Exercise: Look for "document" in each line of the entries, and return the matching lines.

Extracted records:
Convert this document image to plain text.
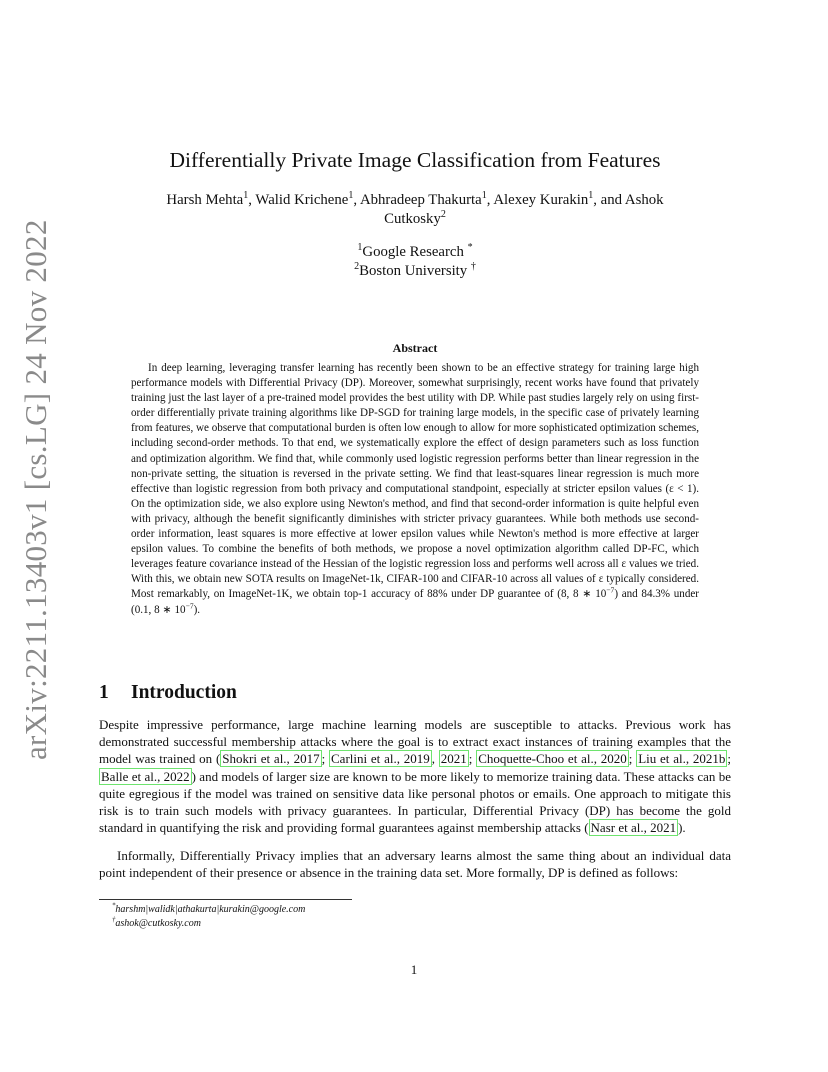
arXiv:2211.13403v1 [cs.LG] 24 Nov 2022
Differentially Private Image Classification from Features
Harsh Mehta$^1$, Walid Krichene$^1$, Abhradeep Thakurta$^1$, Alexey Kurakin$^1$, and Ashok
Cutkosky$^2$
$^1$Google Research *
$^2$Boston University †
Abstract
In deep learning, leveraging transfer learning has recently been shown to be an effective strategy for training large high performance models with Differential Privacy (DP). Moreover, somewhat surprisingly, recent works have found that privately training just the last layer of a pre-trained model provides the best utility with DP. While past studies largely rely on using first-order differentially private training algorithms like DP-SGD for training large models, in the specific case of privately learning from features, we observe that computational burden is often low enough to allow for more sophisticated optimization schemes, including second-order methods. To that end, we systematically explore the effect of design parameters such as loss function and optimization algorithm. We find that, while commonly used logistic regression performs better than linear regression in the non-private setting, the situation is reversed in the private setting. We find that least-squares linear regression is much more effective than logistic regression from both privacy and computational standpoint, especially at stricter epsilon values (ε < 1). On the optimization side, we also explore using Newton's method, and find that second-order information is quite helpful even with privacy, although the benefit significantly diminishes with stricter privacy guarantees. While both methods use second-order information, least squares is more effective at lower epsilon values while Newton's method is more effective at larger epsilon values. To combine the benefits of both methods, we propose a novel optimization algorithm called DP-FC, which leverages feature covariance instead of the Hessian of the logistic regression loss and performs well across all ε values we tried. With this, we obtain new SOTA results on ImageNet-1k, CIFAR-100 and CIFAR-10 across all values of ε typically considered. Most remarkably, on ImageNet-1K, we obtain top-1 accuracy of 88% under DP guarantee of (8, 8 ∗ $10^{-7}$) and 84.3% under (0.1, 8 ∗ $10^{-7}$).
1 Introduction
Despite impressive performance, large machine learning models are susceptible to attacks. Previous work has demonstrated successful membership attacks where the goal is to extract exact instances of training examples that the model was trained on ( Shokri et al., 2017 ; Carlini et al., 2019 , 2021 ; Choquette-Choo et al., 2020 ; Liu et al., 2021b ; Balle et al., 2022 ) and models of larger size are known to be more likely to memorize training data. These attacks can be quite egregious if the model was trained on sensitive data like personal photos or emails. One approach to mitigate this risk is to train such models with privacy guarantees. In particular, Differential Privacy (DP) has become the gold standard in quantifying the risk and providing formal guarantees against membership attacks ( Nasr et al., 2021 ).
Informally, Differentially Privacy implies that an adversary learns almost the same thing about an individual data point independent of their presence or absence in the training data set. More formally, DP is defined as follows:
*harshm|walidk|athakurta|kurakin@google.com
†ashok@cutkosky.com
1
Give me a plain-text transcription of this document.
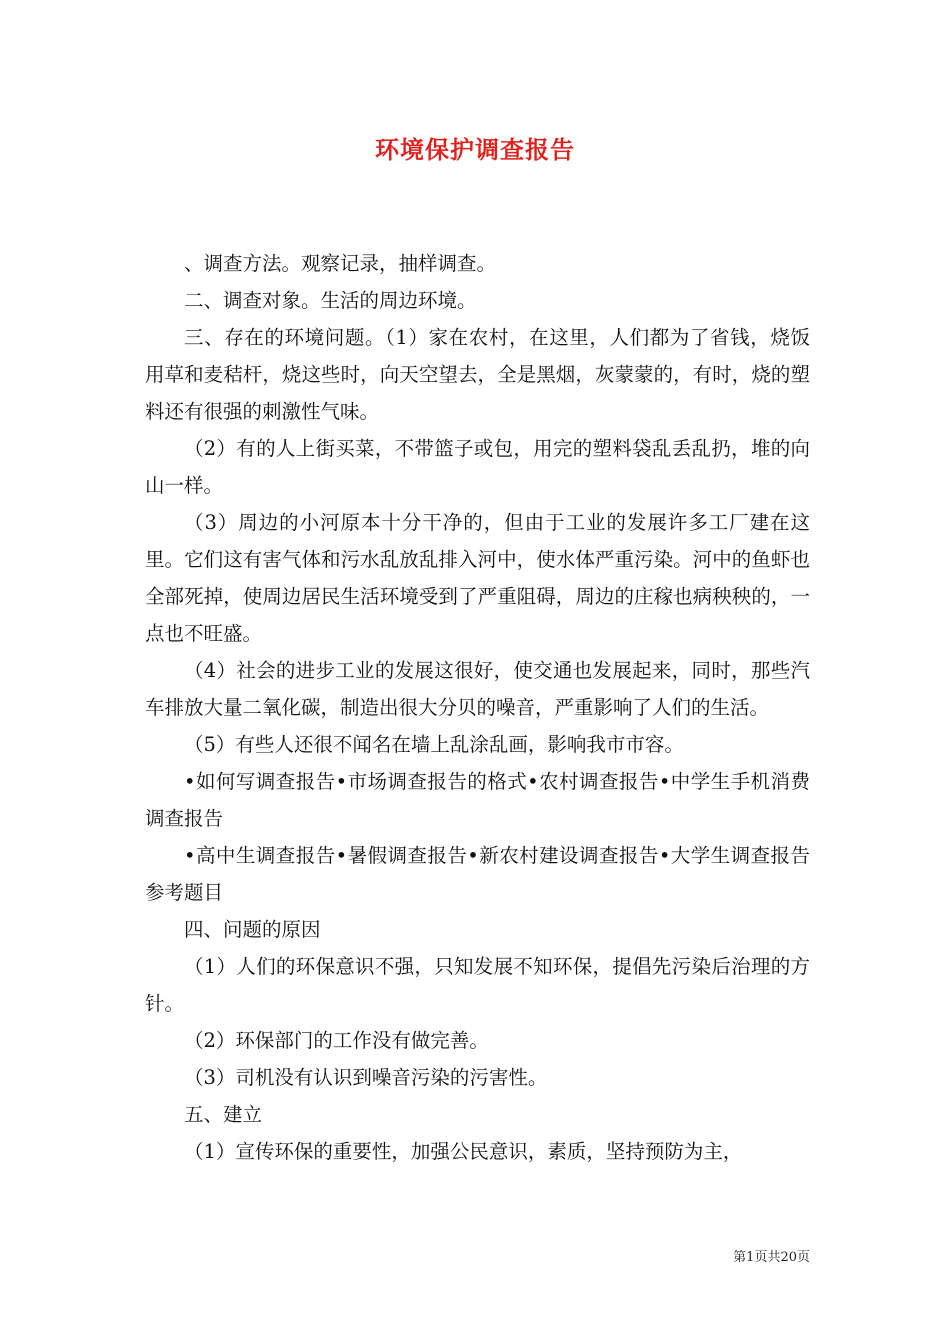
环境保护调查报告

、调查方法。观察记录，抽样调查。

二、调查对象。生活的周边环境。

三、存在的环境问题。（1）家在农村，在这里，人们都为了省钱，烧饭用草和麦秸杆，烧这些时，向天空望去，全是黑烟，灰蒙蒙的，有时，烧的塑料还有很强的刺激性气味。

（2）有的人上街买菜，不带篮子或包，用完的塑料袋乱丢乱扔，堆的向山一样。

（3）周边的小河原本十分干净的，但由于工业的发展许多工厂建在这里。它们这有害气体和污水乱放乱排入河中，使水体严重污染。河中的鱼虾也全部死掉，使周边居民生活环境受到了严重阻碍，周边的庄稼也病秧秧的，一点也不旺盛。

（4）社会的进步工业的发展这很好，使交通也发展起来，同时，那些汽车排放大量二氧化碳，制造出很大分贝的噪音，严重影响了人们的生活。

（5）有些人还很不闻名在墙上乱涂乱画，影响我市市容。

•如何写调查报告•市场调查报告的格式•农村调查报告•中学生手机消费调查报告

•高中生调查报告•暑假调查报告•新农村建设调查报告•大学生调查报告参考题目

四、问题的原因

（1）人们的环保意识不强，只知发展不知环保，提倡先污染后治理的方针。

（2）环保部门的工作没有做完善。

（3）司机没有认识到噪音污染的污害性。

五、建立

（1）宣传环保的重要性，加强公民意识，素质，坚持预防为主，

第1页共20页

Answer to this exercise:
Convert this document image to plain text.
Give me a plain-text transcription of this document.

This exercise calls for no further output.